▶ [WRITTEN REQUEST]: Locate the word "createTransaction" in the material, then show every line that holds it.

▶ [MATERIAL PROVIDED]:
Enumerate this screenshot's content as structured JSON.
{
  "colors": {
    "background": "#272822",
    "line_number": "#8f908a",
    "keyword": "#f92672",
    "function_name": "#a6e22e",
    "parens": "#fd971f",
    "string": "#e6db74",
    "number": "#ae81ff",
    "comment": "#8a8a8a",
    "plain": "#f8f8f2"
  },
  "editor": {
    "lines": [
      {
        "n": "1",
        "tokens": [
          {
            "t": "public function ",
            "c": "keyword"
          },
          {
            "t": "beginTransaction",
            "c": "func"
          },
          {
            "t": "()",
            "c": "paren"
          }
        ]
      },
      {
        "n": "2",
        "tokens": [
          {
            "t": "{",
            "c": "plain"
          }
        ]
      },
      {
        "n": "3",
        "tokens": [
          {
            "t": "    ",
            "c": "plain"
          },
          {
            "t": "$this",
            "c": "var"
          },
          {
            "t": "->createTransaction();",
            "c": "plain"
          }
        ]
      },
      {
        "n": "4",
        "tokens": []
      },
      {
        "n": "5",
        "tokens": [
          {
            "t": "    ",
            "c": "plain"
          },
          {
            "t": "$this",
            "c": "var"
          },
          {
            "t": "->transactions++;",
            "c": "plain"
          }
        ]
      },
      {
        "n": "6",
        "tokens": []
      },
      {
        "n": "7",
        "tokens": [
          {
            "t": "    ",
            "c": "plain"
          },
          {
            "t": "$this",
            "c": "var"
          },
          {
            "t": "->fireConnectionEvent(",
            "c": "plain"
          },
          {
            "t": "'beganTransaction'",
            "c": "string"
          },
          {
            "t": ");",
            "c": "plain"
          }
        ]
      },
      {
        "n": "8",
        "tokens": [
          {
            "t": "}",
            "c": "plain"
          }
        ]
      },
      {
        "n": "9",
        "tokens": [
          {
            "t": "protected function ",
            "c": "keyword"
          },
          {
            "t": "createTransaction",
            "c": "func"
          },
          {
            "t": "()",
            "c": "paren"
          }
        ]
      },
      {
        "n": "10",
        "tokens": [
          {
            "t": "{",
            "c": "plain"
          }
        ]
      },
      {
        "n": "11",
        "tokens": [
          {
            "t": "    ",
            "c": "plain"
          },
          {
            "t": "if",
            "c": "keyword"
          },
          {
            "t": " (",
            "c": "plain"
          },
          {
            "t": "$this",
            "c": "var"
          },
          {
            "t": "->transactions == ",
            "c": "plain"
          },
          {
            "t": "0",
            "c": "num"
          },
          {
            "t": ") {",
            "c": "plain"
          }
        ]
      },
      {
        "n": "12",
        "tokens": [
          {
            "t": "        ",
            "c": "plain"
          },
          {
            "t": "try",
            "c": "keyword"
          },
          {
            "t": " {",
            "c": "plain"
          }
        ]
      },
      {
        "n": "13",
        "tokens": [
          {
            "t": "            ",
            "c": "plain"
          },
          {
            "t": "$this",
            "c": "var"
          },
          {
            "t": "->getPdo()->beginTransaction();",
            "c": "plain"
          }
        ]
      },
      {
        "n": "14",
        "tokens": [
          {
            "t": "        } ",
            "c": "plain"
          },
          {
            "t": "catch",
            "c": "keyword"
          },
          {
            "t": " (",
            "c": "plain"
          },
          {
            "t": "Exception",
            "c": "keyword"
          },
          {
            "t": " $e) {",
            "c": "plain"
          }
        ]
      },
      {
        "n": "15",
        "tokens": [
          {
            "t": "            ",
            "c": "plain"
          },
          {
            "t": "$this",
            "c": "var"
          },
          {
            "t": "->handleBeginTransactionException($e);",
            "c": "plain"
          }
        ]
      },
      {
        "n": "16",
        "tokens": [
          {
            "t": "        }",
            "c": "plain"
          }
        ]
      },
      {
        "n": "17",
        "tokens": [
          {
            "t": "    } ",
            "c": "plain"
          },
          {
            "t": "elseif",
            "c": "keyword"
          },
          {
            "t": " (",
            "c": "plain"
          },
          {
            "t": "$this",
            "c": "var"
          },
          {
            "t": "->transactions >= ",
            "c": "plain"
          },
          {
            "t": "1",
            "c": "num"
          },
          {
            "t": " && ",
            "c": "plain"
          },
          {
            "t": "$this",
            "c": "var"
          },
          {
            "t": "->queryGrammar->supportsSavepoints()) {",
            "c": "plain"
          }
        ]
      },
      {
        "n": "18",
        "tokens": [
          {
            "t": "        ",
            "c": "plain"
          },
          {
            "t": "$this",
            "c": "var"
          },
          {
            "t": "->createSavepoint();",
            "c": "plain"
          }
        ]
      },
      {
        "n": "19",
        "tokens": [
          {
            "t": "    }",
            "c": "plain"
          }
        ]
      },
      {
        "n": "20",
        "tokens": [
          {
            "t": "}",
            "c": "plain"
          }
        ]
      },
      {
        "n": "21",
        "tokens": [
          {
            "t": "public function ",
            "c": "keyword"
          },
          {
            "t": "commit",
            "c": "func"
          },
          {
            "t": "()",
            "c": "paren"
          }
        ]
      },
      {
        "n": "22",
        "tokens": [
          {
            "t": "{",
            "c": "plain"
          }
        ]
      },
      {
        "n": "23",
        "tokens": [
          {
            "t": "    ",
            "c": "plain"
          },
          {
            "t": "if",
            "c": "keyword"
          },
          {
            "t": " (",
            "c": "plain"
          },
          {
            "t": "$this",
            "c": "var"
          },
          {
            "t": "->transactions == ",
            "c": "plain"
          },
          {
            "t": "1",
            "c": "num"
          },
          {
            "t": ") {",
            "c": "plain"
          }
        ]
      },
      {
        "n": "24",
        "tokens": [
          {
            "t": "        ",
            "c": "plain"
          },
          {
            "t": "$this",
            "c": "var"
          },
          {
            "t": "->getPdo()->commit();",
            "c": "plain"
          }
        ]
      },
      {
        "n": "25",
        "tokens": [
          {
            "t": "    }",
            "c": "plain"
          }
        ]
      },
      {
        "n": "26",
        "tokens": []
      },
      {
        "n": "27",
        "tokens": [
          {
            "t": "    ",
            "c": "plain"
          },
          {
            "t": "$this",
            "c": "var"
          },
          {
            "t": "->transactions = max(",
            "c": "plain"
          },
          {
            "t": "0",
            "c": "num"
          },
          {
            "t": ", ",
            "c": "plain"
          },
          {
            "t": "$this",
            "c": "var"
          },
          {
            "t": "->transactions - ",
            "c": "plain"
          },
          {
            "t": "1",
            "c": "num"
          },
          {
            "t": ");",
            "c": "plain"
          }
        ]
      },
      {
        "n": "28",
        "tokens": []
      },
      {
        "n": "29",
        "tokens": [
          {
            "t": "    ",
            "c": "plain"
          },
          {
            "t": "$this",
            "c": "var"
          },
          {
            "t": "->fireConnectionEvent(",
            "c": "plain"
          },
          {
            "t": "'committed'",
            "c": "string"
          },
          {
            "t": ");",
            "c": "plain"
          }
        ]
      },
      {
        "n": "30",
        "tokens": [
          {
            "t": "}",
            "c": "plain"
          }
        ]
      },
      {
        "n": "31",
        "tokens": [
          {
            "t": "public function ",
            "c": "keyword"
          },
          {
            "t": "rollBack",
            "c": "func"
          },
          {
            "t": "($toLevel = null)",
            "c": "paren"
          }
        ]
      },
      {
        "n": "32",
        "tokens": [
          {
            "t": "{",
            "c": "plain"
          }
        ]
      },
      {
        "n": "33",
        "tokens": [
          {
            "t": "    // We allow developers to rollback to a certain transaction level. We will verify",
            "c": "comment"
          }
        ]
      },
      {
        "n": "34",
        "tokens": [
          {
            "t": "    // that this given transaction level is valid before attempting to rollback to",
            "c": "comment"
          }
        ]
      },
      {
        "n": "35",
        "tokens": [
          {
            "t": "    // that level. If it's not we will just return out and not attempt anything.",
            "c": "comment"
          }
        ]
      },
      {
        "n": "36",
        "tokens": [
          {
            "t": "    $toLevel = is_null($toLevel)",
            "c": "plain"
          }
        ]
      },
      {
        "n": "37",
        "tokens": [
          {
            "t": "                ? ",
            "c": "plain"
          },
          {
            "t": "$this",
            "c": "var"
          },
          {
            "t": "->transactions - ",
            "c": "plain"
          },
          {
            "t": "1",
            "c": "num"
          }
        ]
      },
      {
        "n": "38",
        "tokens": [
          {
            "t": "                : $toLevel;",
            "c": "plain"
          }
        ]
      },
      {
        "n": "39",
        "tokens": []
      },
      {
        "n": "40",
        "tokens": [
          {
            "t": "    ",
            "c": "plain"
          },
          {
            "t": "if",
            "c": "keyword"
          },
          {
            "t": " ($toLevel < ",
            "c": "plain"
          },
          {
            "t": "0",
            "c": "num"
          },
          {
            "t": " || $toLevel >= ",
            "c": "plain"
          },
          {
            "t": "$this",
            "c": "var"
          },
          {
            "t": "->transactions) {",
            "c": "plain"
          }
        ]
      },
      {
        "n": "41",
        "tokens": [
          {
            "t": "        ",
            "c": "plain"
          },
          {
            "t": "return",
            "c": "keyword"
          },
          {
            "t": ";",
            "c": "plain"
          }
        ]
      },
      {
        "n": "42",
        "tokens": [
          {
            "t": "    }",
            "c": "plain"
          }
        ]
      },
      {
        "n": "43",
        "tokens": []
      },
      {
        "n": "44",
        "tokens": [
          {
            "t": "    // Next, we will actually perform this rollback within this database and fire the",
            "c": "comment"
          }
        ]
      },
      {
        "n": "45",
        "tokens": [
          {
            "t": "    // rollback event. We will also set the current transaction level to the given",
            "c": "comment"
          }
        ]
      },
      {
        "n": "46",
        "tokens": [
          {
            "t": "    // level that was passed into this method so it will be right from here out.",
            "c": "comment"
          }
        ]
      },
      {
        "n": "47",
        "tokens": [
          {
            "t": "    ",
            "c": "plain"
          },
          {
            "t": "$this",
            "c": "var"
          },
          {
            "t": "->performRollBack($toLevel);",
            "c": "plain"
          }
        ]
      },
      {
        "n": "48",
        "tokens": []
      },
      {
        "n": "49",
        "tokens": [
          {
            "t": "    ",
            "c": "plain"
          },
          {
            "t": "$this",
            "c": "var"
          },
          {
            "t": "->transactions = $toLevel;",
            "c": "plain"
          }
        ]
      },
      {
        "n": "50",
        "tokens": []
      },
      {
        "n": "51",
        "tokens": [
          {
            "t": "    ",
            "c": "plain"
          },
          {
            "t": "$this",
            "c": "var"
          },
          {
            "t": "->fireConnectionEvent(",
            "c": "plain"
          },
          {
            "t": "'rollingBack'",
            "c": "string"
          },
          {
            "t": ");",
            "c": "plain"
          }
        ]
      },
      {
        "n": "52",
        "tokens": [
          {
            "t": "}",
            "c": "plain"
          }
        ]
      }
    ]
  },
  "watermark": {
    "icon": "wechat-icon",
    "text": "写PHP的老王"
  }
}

▶ [ANSWER FOR THE TASK]:
            "t": "->createTransaction();",
            "t": "createTransaction",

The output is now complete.